%%

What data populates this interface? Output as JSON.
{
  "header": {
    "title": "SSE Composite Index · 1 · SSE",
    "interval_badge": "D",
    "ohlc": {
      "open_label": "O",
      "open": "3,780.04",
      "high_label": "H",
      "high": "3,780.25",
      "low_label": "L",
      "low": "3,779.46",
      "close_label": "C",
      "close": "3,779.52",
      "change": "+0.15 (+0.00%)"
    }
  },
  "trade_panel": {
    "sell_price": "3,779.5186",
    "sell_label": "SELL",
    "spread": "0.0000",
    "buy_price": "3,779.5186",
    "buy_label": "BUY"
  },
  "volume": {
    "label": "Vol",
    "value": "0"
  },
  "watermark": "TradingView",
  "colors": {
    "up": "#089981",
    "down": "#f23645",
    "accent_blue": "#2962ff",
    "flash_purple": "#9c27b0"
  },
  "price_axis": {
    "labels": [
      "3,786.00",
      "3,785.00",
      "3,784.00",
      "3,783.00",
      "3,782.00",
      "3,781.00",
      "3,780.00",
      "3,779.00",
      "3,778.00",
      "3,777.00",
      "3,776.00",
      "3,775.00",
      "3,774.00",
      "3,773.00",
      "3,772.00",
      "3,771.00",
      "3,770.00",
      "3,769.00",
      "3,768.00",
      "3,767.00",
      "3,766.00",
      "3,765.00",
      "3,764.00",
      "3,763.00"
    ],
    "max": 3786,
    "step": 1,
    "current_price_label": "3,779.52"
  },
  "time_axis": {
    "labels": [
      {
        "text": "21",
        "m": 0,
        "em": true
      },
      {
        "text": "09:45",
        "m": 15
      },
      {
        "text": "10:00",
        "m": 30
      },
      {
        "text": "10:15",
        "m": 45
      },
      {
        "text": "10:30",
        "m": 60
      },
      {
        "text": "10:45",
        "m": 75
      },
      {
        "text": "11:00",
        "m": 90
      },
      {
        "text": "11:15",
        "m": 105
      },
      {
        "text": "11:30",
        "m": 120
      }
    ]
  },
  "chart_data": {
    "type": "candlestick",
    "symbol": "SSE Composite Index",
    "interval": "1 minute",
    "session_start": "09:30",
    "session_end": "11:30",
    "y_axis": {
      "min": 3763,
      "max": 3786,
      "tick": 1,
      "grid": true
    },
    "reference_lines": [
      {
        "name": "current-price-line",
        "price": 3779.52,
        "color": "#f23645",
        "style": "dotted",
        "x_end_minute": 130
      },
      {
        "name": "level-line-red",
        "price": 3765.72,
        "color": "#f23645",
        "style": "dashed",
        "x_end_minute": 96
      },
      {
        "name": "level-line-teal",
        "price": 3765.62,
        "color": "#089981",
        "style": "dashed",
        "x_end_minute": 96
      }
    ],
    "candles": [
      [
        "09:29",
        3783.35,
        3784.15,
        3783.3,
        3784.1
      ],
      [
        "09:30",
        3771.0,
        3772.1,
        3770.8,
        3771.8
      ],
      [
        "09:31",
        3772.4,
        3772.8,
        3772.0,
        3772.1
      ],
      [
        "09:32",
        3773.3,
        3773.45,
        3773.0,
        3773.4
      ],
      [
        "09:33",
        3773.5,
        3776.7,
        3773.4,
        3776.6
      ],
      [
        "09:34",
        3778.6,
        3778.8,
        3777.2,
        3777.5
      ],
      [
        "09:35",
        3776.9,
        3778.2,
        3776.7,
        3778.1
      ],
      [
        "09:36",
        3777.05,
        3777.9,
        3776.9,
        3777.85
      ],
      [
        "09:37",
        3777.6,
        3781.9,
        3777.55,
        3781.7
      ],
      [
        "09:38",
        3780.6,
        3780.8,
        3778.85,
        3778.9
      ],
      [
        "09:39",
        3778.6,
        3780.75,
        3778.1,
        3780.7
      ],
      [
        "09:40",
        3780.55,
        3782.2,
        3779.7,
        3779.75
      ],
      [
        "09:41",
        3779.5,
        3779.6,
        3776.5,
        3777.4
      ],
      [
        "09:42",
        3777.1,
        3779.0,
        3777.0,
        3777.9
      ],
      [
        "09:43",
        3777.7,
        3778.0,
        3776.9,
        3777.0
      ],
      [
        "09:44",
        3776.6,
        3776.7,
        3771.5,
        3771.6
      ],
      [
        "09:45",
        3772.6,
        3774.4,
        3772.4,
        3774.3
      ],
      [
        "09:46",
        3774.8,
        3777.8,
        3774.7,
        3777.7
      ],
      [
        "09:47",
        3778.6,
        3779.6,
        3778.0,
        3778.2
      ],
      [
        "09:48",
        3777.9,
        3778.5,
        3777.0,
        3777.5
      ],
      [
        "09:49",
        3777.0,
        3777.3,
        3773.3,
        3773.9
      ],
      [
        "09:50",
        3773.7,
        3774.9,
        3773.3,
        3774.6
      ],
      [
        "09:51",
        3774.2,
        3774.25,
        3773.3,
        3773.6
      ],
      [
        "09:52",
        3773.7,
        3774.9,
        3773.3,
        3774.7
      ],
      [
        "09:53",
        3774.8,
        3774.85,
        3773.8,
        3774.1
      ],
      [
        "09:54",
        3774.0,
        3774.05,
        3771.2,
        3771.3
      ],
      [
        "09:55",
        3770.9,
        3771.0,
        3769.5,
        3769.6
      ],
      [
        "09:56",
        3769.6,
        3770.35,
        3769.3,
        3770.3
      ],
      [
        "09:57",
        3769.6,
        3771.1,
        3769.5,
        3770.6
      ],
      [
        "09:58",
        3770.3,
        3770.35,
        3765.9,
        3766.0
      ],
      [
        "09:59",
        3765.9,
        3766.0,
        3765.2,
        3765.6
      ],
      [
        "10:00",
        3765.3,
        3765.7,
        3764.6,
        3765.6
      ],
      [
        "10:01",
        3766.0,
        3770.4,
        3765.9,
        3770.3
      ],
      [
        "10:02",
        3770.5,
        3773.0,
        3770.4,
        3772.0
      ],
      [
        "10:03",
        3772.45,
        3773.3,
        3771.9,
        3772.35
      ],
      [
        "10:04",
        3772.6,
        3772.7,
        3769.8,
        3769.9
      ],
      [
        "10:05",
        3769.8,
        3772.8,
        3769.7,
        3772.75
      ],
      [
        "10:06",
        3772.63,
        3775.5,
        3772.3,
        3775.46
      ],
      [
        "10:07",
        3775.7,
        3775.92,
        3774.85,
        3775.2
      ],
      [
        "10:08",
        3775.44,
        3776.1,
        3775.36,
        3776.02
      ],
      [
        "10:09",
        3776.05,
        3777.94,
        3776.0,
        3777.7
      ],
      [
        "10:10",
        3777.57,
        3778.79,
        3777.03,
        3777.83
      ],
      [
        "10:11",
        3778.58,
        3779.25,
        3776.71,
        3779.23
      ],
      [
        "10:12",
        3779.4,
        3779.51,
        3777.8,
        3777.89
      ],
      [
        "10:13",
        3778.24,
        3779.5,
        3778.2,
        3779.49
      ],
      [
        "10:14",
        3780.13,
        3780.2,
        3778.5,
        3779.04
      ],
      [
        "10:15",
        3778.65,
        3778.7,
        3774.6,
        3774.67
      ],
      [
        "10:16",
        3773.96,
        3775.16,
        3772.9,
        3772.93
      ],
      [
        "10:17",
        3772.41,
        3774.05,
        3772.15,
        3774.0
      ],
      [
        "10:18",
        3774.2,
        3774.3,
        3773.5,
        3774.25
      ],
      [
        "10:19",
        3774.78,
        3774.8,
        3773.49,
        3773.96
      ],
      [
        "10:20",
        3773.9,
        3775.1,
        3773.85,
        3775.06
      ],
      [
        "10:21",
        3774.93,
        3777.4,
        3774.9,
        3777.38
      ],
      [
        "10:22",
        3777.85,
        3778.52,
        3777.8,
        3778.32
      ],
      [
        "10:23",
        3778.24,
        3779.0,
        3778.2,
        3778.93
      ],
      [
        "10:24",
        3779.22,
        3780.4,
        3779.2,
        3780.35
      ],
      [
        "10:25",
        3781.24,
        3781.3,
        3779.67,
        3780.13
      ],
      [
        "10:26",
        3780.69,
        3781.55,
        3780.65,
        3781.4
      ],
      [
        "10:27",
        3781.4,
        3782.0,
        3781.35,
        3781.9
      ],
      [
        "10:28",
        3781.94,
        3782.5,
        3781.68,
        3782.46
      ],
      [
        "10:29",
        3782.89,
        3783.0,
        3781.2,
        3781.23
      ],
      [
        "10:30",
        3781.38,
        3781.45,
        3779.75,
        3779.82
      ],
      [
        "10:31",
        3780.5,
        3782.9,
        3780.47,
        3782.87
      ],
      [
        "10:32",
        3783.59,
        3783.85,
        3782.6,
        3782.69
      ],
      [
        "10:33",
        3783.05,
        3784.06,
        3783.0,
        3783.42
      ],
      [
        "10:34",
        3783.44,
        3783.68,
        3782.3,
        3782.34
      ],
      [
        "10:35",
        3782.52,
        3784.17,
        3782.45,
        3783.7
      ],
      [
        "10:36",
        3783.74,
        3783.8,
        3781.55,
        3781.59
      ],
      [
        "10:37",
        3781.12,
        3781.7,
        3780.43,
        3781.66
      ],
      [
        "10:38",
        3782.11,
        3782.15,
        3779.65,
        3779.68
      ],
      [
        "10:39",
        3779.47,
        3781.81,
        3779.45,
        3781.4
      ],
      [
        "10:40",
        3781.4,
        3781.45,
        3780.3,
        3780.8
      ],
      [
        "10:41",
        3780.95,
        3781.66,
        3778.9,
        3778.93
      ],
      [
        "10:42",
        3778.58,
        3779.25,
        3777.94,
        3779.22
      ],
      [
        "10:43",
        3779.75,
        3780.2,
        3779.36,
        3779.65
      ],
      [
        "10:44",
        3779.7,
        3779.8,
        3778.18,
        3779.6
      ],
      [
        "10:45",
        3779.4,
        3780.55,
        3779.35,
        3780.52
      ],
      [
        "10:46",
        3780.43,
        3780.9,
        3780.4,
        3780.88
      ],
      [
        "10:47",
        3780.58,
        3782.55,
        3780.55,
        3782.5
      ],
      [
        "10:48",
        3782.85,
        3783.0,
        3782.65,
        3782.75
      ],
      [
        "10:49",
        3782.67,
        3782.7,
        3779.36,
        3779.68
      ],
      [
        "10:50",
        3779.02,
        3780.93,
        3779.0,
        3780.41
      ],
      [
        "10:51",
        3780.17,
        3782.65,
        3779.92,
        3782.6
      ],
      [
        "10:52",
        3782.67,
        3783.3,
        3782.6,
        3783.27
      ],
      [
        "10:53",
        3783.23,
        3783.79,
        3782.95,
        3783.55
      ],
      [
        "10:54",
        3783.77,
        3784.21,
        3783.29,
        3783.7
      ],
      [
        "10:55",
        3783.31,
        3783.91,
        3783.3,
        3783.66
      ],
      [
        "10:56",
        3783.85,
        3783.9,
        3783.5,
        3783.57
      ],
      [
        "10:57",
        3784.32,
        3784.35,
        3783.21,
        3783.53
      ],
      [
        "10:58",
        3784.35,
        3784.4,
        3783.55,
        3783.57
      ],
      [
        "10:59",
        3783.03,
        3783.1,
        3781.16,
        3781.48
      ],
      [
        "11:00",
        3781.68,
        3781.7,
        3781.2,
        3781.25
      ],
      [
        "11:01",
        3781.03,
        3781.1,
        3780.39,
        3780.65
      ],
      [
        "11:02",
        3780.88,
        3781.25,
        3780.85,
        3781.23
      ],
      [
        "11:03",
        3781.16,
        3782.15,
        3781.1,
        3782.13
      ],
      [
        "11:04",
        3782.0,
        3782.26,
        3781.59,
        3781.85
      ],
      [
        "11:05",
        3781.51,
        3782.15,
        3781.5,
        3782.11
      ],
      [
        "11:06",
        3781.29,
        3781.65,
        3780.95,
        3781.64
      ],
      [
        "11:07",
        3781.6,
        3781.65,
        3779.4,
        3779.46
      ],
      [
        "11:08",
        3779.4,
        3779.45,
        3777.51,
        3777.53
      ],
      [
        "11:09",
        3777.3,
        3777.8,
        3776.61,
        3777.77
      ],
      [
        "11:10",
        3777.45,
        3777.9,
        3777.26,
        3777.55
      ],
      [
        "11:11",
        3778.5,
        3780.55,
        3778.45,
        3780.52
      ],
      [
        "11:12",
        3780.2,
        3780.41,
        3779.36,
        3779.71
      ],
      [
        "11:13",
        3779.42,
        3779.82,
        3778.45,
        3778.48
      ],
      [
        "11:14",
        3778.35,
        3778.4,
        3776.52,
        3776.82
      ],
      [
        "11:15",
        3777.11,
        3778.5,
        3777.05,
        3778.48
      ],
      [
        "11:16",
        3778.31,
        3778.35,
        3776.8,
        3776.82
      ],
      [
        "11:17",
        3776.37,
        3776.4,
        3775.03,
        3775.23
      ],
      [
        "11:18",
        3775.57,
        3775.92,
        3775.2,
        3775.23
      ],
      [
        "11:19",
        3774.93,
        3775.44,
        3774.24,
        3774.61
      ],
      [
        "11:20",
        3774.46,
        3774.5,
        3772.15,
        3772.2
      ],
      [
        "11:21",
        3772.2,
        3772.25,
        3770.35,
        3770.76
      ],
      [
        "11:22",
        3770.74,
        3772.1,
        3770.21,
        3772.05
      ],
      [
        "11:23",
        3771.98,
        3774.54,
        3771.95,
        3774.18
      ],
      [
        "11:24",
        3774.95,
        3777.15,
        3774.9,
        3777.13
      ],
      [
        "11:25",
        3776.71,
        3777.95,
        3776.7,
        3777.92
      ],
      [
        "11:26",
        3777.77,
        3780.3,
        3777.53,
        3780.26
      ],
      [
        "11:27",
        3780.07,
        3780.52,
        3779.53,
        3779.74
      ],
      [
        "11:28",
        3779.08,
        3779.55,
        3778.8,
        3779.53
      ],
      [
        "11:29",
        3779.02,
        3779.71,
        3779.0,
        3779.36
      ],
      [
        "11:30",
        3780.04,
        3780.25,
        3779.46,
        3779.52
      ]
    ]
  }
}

%%

> [Requirement]: Choose all lines containing the string "name" and copy them out.

> [Answer to the task]:
        "name": "current-price-line",
        "name": "level-line-red",
        "name": "level-line-teal",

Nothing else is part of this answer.